>> BEGIN The data
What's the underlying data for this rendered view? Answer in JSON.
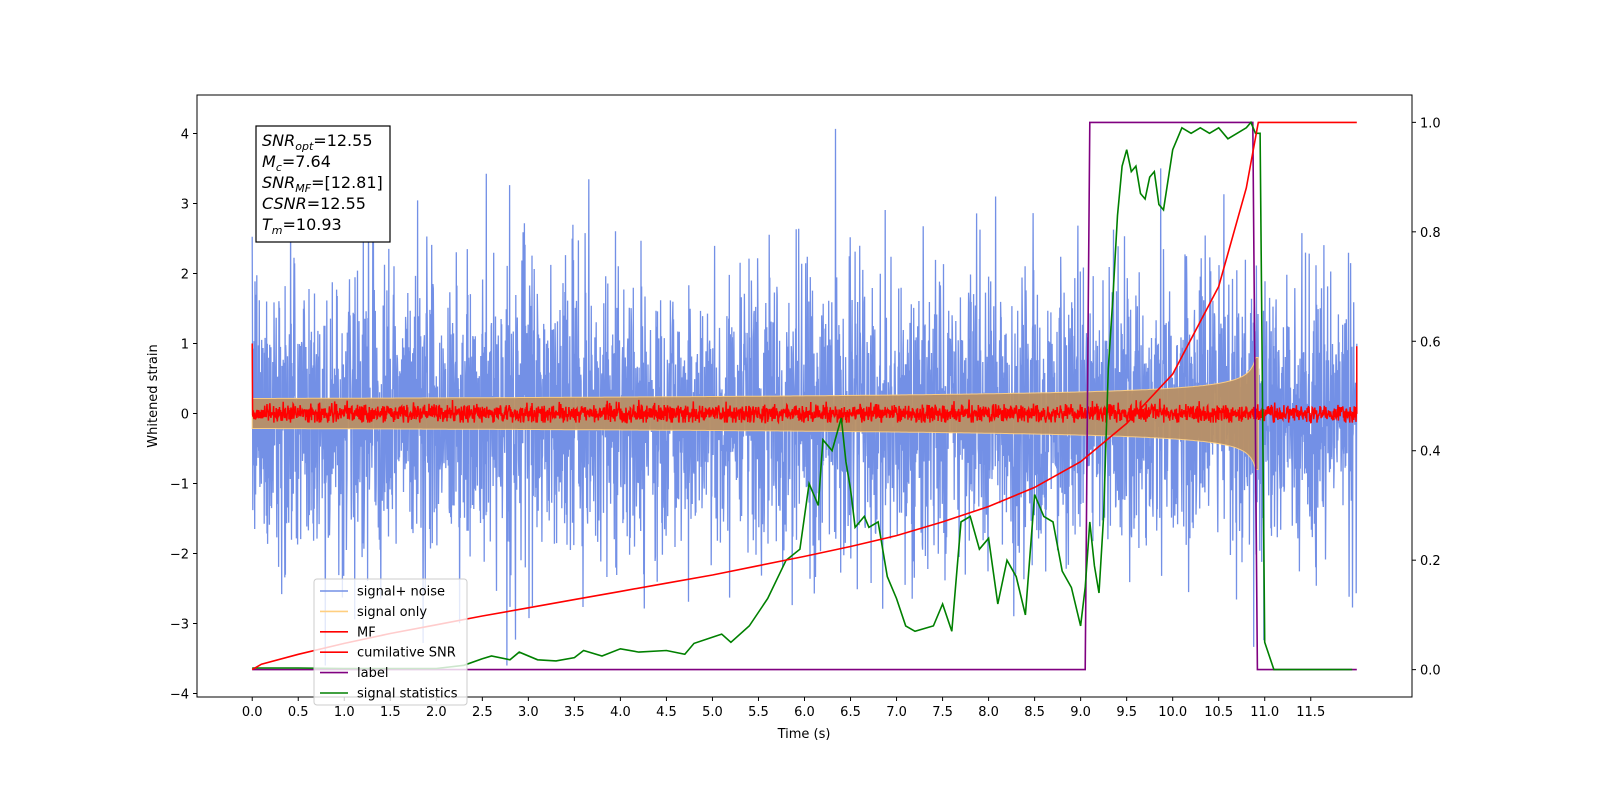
{
  "chart_data": {
    "type": "line",
    "xlabel": "Time (s)",
    "ylabel": "Whitened strain",
    "xlim": [
      -0.6,
      12.6
    ],
    "ylim": [
      -4.05,
      4.55
    ],
    "ylim_right": [
      -0.05,
      1.05
    ],
    "xticks": [
      "0.0",
      "0.5",
      "1.0",
      "1.5",
      "2.0",
      "2.5",
      "3.0",
      "3.5",
      "4.0",
      "4.5",
      "5.0",
      "5.5",
      "6.0",
      "6.5",
      "7.0",
      "7.5",
      "8.0",
      "8.5",
      "9.0",
      "9.5",
      "10.0",
      "10.5",
      "11.0",
      "11.5"
    ],
    "yticks": [
      "−4",
      "−3",
      "−2",
      "−1",
      "0",
      "1",
      "2",
      "3",
      "4"
    ],
    "yticks_right": [
      "0.0",
      "0.2",
      "0.4",
      "0.6",
      "0.8",
      "1.0"
    ],
    "legend_position": "lower-left",
    "annotation": [
      {
        "base": "SNR",
        "sub": "opt",
        "value": "=12.55"
      },
      {
        "base": "M",
        "sub": "c",
        "value": "=7.64"
      },
      {
        "base": "SNR",
        "sub": "MF",
        "value": "=[12.81]"
      },
      {
        "base": "CSNR",
        "sub": "",
        "value": "=12.55"
      },
      {
        "base": "T",
        "sub": "m",
        "value": "=10.93"
      }
    ],
    "series": [
      {
        "name": "signal+ noise",
        "color": "#7390e6",
        "axis": "left",
        "style": "noise band",
        "x_range": [
          0,
          12
        ],
        "envelope": [
          -2.6,
          2.6
        ],
        "peak_max": 4.16,
        "peak_min": -3.62
      },
      {
        "name": "signal only",
        "color": "#ffcf80",
        "axis": "left",
        "style": "chirp",
        "x_range": [
          0,
          10.93
        ],
        "envelope_end": 0.8
      },
      {
        "name": "MF",
        "color": "#ff0000",
        "axis": "left",
        "style": "noise band",
        "x_range": [
          0,
          12
        ],
        "envelope": [
          -0.15,
          0.15
        ],
        "start": 1.0,
        "end": 0.96
      },
      {
        "name": "cumilative SNR",
        "color": "#ff0000",
        "axis": "right",
        "x": [
          0,
          0.1,
          0.5,
          1,
          1.5,
          2,
          2.5,
          3,
          3.5,
          4,
          4.5,
          5,
          5.5,
          6,
          6.5,
          7,
          7.5,
          8,
          8.5,
          9,
          9.5,
          10,
          10.5,
          10.8,
          10.93,
          12
        ],
        "y": [
          0.0,
          0.01,
          0.028,
          0.048,
          0.066,
          0.082,
          0.098,
          0.113,
          0.128,
          0.143,
          0.158,
          0.173,
          0.19,
          0.207,
          0.225,
          0.245,
          0.27,
          0.298,
          0.333,
          0.38,
          0.45,
          0.54,
          0.7,
          0.88,
          1.0,
          1.0
        ]
      },
      {
        "name": "label",
        "color": "#800080",
        "axis": "right",
        "x": [
          0,
          9.05,
          9.1,
          10.87,
          10.92,
          12
        ],
        "y": [
          0,
          0,
          1,
          1,
          0,
          0
        ]
      },
      {
        "name": "signal statistics",
        "color": "#008000",
        "axis": "right",
        "x": [
          0,
          0.5,
          1,
          1.5,
          2,
          2.3,
          2.5,
          2.6,
          2.8,
          2.9,
          3.1,
          3.3,
          3.5,
          3.6,
          3.8,
          4.0,
          4.2,
          4.5,
          4.7,
          4.8,
          5.1,
          5.2,
          5.4,
          5.6,
          5.8,
          5.95,
          6.05,
          6.15,
          6.2,
          6.3,
          6.35,
          6.4,
          6.45,
          6.5,
          6.55,
          6.6,
          6.65,
          6.7,
          6.8,
          6.9,
          7.0,
          7.1,
          7.2,
          7.4,
          7.5,
          7.6,
          7.7,
          7.8,
          7.9,
          8.0,
          8.1,
          8.2,
          8.3,
          8.4,
          8.5,
          8.6,
          8.7,
          8.8,
          8.9,
          9.0,
          9.05,
          9.1,
          9.15,
          9.2,
          9.25,
          9.3,
          9.35,
          9.4,
          9.45,
          9.5,
          9.55,
          9.6,
          9.65,
          9.7,
          9.75,
          9.8,
          9.85,
          9.9,
          10.0,
          10.1,
          10.2,
          10.3,
          10.4,
          10.5,
          10.6,
          10.7,
          10.8,
          10.85,
          10.9,
          10.95,
          11.0,
          11.1,
          11.5,
          11.95
        ],
        "y": [
          0.003,
          0.003,
          0.002,
          0.002,
          0.002,
          0.008,
          0.02,
          0.025,
          0.018,
          0.032,
          0.018,
          0.016,
          0.022,
          0.035,
          0.025,
          0.038,
          0.032,
          0.035,
          0.028,
          0.048,
          0.065,
          0.05,
          0.08,
          0.13,
          0.2,
          0.22,
          0.34,
          0.3,
          0.42,
          0.4,
          0.43,
          0.46,
          0.38,
          0.33,
          0.26,
          0.27,
          0.28,
          0.26,
          0.27,
          0.17,
          0.13,
          0.08,
          0.07,
          0.08,
          0.12,
          0.07,
          0.27,
          0.28,
          0.22,
          0.24,
          0.12,
          0.2,
          0.17,
          0.1,
          0.32,
          0.28,
          0.27,
          0.18,
          0.15,
          0.08,
          0.15,
          0.27,
          0.19,
          0.14,
          0.28,
          0.55,
          0.68,
          0.83,
          0.92,
          0.95,
          0.91,
          0.92,
          0.87,
          0.86,
          0.9,
          0.91,
          0.85,
          0.84,
          0.95,
          0.99,
          0.98,
          0.99,
          0.98,
          0.99,
          0.97,
          0.98,
          0.99,
          1.0,
          0.98,
          0.98,
          0.05,
          0.0,
          0.0,
          0.0
        ]
      }
    ]
  }
}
>> END The data
Description of the task — Write out the entries again, exactly as given, skipping any images.

Solution to this task —
What's the underlying data for this rendered view? Answer in JSON.
{
  "chart_data": {
    "type": "line",
    "xlabel": "Time (s)",
    "ylabel": "Whitened strain",
    "xlim": [
      -0.6,
      12.6
    ],
    "ylim": [
      -4.05,
      4.55
    ],
    "ylim_right": [
      -0.05,
      1.05
    ],
    "xticks": [
      "0.0",
      "0.5",
      "1.0",
      "1.5",
      "2.0",
      "2.5",
      "3.0",
      "3.5",
      "4.0",
      "4.5",
      "5.0",
      "5.5",
      "6.0",
      "6.5",
      "7.0",
      "7.5",
      "8.0",
      "8.5",
      "9.0",
      "9.5",
      "10.0",
      "10.5",
      "11.0",
      "11.5"
    ],
    "yticks": [
      "−4",
      "−3",
      "−2",
      "−1",
      "0",
      "1",
      "2",
      "3",
      "4"
    ],
    "yticks_right": [
      "0.0",
      "0.2",
      "0.4",
      "0.6",
      "0.8",
      "1.0"
    ],
    "legend_position": "lower-left",
    "annotation": [
      {
        "base": "SNR",
        "sub": "opt",
        "value": "=12.55"
      },
      {
        "base": "M",
        "sub": "c",
        "value": "=7.64"
      },
      {
        "base": "SNR",
        "sub": "MF",
        "value": "=[12.81]"
      },
      {
        "base": "CSNR",
        "sub": "",
        "value": "=12.55"
      },
      {
        "base": "T",
        "sub": "m",
        "value": "=10.93"
      }
    ],
    "series": [
      {
        "name": "signal+ noise",
        "color": "#7390e6",
        "axis": "left",
        "style": "noise band",
        "x_range": [
          0,
          12
        ],
        "envelope": [
          -2.6,
          2.6
        ],
        "peak_max": 4.16,
        "peak_min": -3.62
      },
      {
        "name": "signal only",
        "color": "#ffcf80",
        "axis": "left",
        "style": "chirp",
        "x_range": [
          0,
          10.93
        ],
        "envelope_end": 0.8
      },
      {
        "name": "MF",
        "color": "#ff0000",
        "axis": "left",
        "style": "noise band",
        "x_range": [
          0,
          12
        ],
        "envelope": [
          -0.15,
          0.15
        ],
        "start": 1.0,
        "end": 0.96
      },
      {
        "name": "cumilative SNR",
        "color": "#ff0000",
        "axis": "right",
        "x": [
          0,
          0.1,
          0.5,
          1,
          1.5,
          2,
          2.5,
          3,
          3.5,
          4,
          4.5,
          5,
          5.5,
          6,
          6.5,
          7,
          7.5,
          8,
          8.5,
          9,
          9.5,
          10,
          10.5,
          10.8,
          10.93,
          12
        ],
        "y": [
          0.0,
          0.01,
          0.028,
          0.048,
          0.066,
          0.082,
          0.098,
          0.113,
          0.128,
          0.143,
          0.158,
          0.173,
          0.19,
          0.207,
          0.225,
          0.245,
          0.27,
          0.298,
          0.333,
          0.38,
          0.45,
          0.54,
          0.7,
          0.88,
          1.0,
          1.0
        ]
      },
      {
        "name": "label",
        "color": "#800080",
        "axis": "right",
        "x": [
          0,
          9.05,
          9.1,
          10.87,
          10.92,
          12
        ],
        "y": [
          0,
          0,
          1,
          1,
          0,
          0
        ]
      },
      {
        "name": "signal statistics",
        "color": "#008000",
        "axis": "right",
        "x": [
          0,
          0.5,
          1,
          1.5,
          2,
          2.3,
          2.5,
          2.6,
          2.8,
          2.9,
          3.1,
          3.3,
          3.5,
          3.6,
          3.8,
          4.0,
          4.2,
          4.5,
          4.7,
          4.8,
          5.1,
          5.2,
          5.4,
          5.6,
          5.8,
          5.95,
          6.05,
          6.15,
          6.2,
          6.3,
          6.35,
          6.4,
          6.45,
          6.5,
          6.55,
          6.6,
          6.65,
          6.7,
          6.8,
          6.9,
          7.0,
          7.1,
          7.2,
          7.4,
          7.5,
          7.6,
          7.7,
          7.8,
          7.9,
          8.0,
          8.1,
          8.2,
          8.3,
          8.4,
          8.5,
          8.6,
          8.7,
          8.8,
          8.9,
          9.0,
          9.05,
          9.1,
          9.15,
          9.2,
          9.25,
          9.3,
          9.35,
          9.4,
          9.45,
          9.5,
          9.55,
          9.6,
          9.65,
          9.7,
          9.75,
          9.8,
          9.85,
          9.9,
          10.0,
          10.1,
          10.2,
          10.3,
          10.4,
          10.5,
          10.6,
          10.7,
          10.8,
          10.85,
          10.9,
          10.95,
          11.0,
          11.1,
          11.5,
          11.95
        ],
        "y": [
          0.003,
          0.003,
          0.002,
          0.002,
          0.002,
          0.008,
          0.02,
          0.025,
          0.018,
          0.032,
          0.018,
          0.016,
          0.022,
          0.035,
          0.025,
          0.038,
          0.032,
          0.035,
          0.028,
          0.048,
          0.065,
          0.05,
          0.08,
          0.13,
          0.2,
          0.22,
          0.34,
          0.3,
          0.42,
          0.4,
          0.43,
          0.46,
          0.38,
          0.33,
          0.26,
          0.27,
          0.28,
          0.26,
          0.27,
          0.17,
          0.13,
          0.08,
          0.07,
          0.08,
          0.12,
          0.07,
          0.27,
          0.28,
          0.22,
          0.24,
          0.12,
          0.2,
          0.17,
          0.1,
          0.32,
          0.28,
          0.27,
          0.18,
          0.15,
          0.08,
          0.15,
          0.27,
          0.19,
          0.14,
          0.28,
          0.55,
          0.68,
          0.83,
          0.92,
          0.95,
          0.91,
          0.92,
          0.87,
          0.86,
          0.9,
          0.91,
          0.85,
          0.84,
          0.95,
          0.99,
          0.98,
          0.99,
          0.98,
          0.99,
          0.97,
          0.98,
          0.99,
          1.0,
          0.98,
          0.98,
          0.05,
          0.0,
          0.0,
          0.0
        ]
      }
    ]
  }
}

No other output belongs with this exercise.